> **Short task**: Extract the lines that carry the string "place" from the listing.

> **Input**:

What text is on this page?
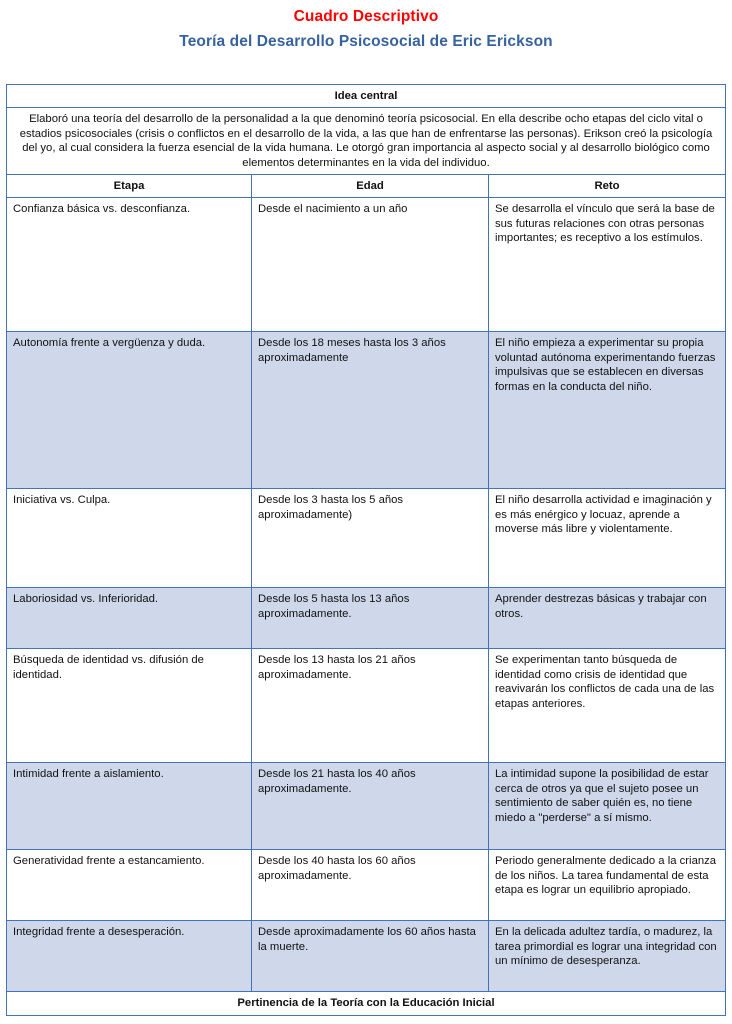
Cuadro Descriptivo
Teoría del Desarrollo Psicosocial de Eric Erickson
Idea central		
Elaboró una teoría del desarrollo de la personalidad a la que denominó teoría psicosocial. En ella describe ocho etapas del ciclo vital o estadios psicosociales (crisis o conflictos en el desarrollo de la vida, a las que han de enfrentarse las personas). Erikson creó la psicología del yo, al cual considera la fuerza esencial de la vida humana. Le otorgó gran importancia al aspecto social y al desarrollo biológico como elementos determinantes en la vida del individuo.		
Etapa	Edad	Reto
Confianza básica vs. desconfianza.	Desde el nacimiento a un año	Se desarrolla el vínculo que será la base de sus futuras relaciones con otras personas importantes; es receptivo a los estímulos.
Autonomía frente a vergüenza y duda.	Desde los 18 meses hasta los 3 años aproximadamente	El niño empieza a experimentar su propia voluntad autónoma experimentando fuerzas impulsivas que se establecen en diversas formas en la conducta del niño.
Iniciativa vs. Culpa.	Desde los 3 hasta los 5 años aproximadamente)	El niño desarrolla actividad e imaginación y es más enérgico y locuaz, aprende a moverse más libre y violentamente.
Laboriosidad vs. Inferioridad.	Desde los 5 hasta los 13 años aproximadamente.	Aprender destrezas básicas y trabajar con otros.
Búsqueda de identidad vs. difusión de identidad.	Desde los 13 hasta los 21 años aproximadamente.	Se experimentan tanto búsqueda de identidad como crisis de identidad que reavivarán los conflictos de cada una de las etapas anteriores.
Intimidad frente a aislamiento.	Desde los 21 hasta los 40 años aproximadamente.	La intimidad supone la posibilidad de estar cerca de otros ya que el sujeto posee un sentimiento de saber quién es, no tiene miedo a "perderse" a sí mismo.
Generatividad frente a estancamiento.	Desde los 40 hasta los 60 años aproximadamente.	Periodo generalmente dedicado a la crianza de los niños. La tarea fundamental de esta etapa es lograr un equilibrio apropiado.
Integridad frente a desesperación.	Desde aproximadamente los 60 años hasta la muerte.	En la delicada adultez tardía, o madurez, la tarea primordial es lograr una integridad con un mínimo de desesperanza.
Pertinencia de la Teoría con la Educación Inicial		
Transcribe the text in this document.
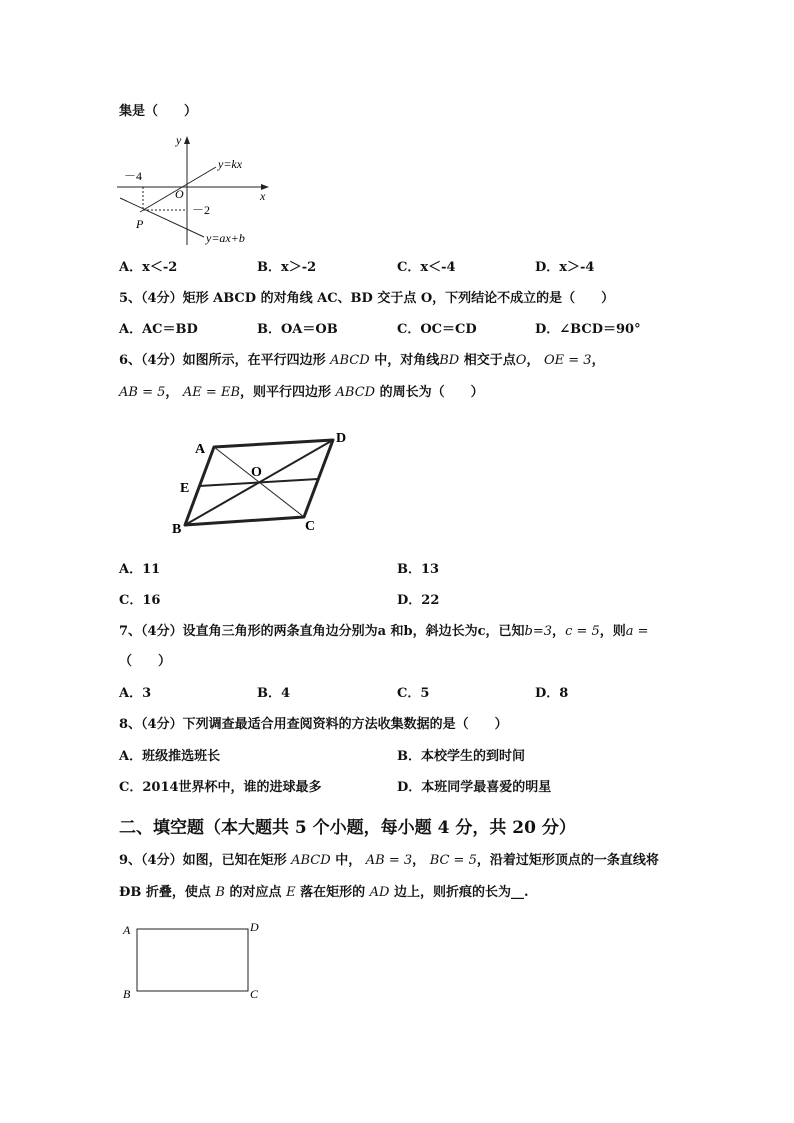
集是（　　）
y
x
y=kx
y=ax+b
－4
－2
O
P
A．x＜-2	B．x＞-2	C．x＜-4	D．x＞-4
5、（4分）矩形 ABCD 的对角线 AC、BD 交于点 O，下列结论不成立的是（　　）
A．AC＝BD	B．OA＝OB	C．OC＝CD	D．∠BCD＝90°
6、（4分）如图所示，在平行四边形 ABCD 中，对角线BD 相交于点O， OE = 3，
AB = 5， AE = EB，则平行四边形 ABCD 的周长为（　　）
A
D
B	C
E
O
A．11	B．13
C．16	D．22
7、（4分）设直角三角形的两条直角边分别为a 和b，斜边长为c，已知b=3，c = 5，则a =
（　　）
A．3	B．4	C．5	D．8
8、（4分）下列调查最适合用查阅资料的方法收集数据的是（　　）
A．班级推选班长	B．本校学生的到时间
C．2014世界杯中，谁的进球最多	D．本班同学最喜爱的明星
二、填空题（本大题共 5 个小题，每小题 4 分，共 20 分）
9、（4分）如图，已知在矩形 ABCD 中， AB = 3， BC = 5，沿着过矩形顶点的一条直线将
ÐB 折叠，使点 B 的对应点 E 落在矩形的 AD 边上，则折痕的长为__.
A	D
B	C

* * *

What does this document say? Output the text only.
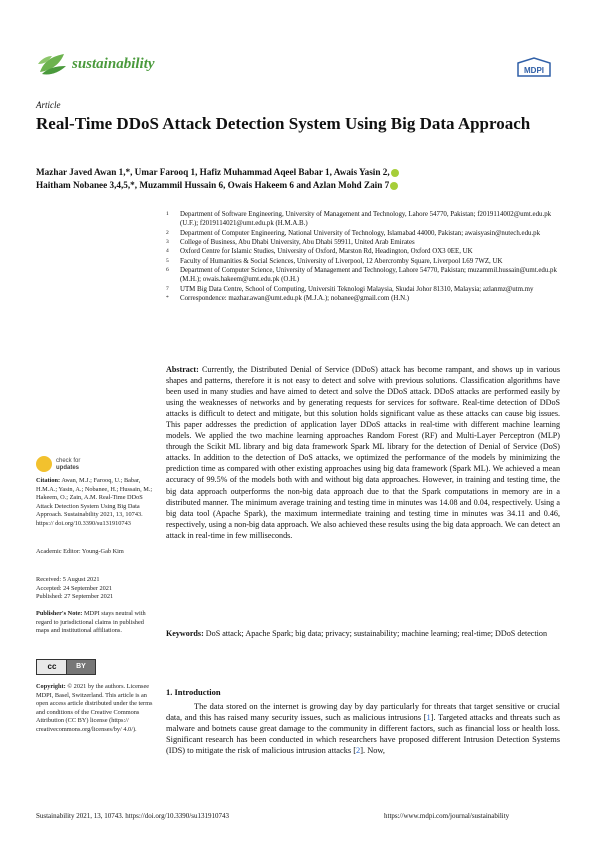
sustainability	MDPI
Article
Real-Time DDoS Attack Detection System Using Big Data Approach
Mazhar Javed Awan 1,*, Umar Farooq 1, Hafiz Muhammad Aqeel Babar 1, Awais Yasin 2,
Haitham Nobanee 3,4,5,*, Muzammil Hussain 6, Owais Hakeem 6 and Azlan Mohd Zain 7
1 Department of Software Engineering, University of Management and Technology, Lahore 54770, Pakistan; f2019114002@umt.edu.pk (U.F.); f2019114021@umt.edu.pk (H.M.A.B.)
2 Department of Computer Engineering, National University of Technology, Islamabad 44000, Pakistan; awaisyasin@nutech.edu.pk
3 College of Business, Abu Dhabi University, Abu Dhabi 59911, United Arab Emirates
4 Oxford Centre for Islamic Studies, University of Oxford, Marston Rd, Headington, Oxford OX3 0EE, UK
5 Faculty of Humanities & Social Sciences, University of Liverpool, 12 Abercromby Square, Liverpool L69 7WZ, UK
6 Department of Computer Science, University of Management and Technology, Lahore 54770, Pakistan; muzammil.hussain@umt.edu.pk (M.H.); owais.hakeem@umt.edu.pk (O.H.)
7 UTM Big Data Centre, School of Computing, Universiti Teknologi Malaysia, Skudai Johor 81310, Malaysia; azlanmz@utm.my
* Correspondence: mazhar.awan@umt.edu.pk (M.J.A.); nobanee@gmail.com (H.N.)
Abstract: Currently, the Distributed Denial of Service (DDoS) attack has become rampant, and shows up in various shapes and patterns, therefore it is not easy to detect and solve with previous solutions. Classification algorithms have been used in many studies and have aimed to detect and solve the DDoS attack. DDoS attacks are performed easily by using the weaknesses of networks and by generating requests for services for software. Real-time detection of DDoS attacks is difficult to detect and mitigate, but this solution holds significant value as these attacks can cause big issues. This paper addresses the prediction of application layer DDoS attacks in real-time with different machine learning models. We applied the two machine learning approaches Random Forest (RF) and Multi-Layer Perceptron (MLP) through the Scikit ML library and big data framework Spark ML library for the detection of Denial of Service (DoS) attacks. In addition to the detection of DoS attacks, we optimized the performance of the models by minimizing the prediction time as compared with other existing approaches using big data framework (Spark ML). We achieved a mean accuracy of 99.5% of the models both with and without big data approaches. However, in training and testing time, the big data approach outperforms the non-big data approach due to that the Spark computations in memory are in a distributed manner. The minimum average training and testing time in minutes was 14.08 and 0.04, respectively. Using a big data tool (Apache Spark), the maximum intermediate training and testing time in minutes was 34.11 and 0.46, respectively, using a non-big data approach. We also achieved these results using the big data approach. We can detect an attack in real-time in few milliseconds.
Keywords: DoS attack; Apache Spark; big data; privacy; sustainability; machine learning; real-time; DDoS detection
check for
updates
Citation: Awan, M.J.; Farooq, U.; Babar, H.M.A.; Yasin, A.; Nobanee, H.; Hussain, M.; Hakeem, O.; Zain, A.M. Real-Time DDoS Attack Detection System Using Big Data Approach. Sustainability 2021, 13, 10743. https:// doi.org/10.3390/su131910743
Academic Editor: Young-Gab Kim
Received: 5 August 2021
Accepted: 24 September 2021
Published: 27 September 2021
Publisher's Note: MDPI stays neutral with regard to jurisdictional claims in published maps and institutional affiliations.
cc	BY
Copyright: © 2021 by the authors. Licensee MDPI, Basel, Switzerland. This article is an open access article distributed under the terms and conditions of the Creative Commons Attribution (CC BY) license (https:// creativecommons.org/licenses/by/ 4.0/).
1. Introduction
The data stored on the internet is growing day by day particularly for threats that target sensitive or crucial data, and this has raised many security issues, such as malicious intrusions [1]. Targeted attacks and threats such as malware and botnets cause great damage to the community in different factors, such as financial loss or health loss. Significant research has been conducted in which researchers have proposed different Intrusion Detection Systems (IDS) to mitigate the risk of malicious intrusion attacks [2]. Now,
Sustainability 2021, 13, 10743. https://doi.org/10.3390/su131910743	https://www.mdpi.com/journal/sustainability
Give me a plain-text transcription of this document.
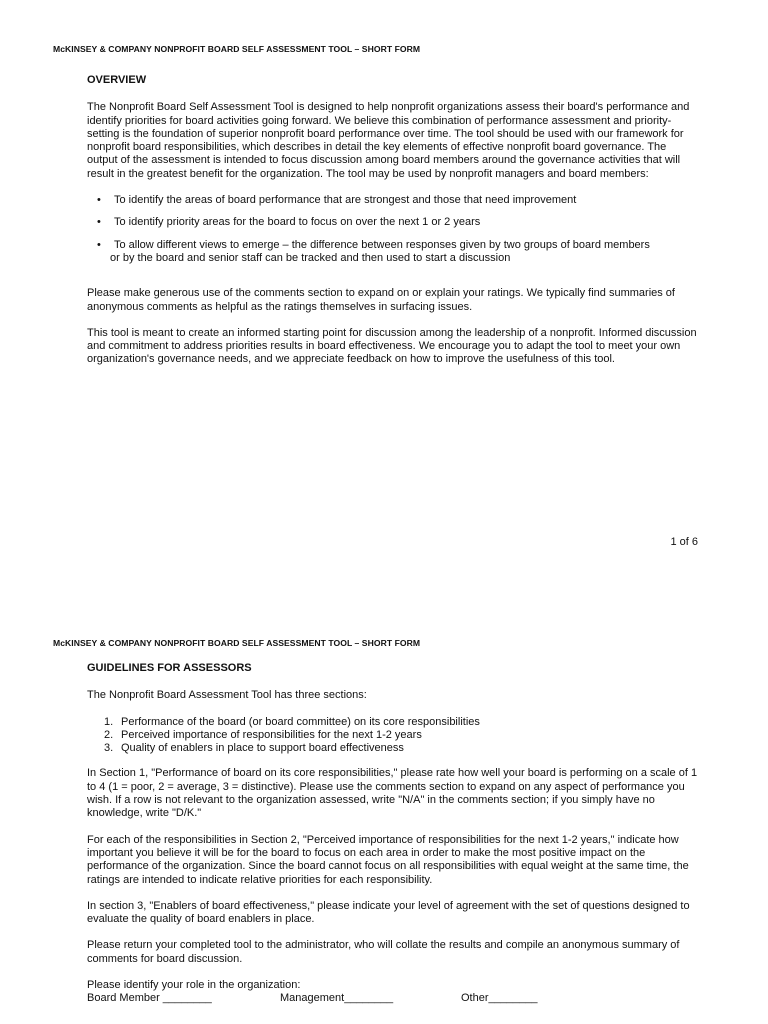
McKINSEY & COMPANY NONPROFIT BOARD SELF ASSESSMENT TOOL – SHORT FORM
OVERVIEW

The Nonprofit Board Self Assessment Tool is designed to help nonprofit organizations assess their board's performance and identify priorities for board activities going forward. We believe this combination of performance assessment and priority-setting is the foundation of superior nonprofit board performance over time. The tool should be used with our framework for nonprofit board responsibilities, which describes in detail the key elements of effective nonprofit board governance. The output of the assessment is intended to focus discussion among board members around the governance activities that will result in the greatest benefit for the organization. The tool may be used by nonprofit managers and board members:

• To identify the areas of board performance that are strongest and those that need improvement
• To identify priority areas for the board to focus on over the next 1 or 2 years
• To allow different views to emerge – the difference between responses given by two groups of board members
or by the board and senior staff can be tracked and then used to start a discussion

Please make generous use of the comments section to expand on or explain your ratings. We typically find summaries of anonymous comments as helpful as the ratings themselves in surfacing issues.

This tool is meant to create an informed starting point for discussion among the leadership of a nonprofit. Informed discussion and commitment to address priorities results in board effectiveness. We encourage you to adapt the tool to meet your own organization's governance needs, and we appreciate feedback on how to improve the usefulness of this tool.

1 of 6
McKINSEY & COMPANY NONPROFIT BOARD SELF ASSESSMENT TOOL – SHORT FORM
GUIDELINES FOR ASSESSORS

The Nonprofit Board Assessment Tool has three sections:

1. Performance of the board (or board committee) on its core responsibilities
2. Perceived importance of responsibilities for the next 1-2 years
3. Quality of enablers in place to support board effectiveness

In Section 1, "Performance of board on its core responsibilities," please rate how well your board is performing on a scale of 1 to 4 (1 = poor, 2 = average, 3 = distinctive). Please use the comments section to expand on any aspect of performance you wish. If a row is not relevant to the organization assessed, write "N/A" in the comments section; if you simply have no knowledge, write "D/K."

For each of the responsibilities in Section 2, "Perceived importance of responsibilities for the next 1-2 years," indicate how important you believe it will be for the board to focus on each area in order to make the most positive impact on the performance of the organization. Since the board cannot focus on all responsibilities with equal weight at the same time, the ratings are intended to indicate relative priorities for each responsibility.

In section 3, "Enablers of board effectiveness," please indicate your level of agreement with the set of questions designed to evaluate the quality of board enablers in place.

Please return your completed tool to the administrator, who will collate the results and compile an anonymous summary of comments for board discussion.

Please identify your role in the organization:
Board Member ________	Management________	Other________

> **Written answer**:
3. Quality of enablers in place to support board effectiveness
In section 3, "Enablers of board effectiveness," please indicate your level of agreement with the set of questions designed to evaluate the quality of board enablers in place.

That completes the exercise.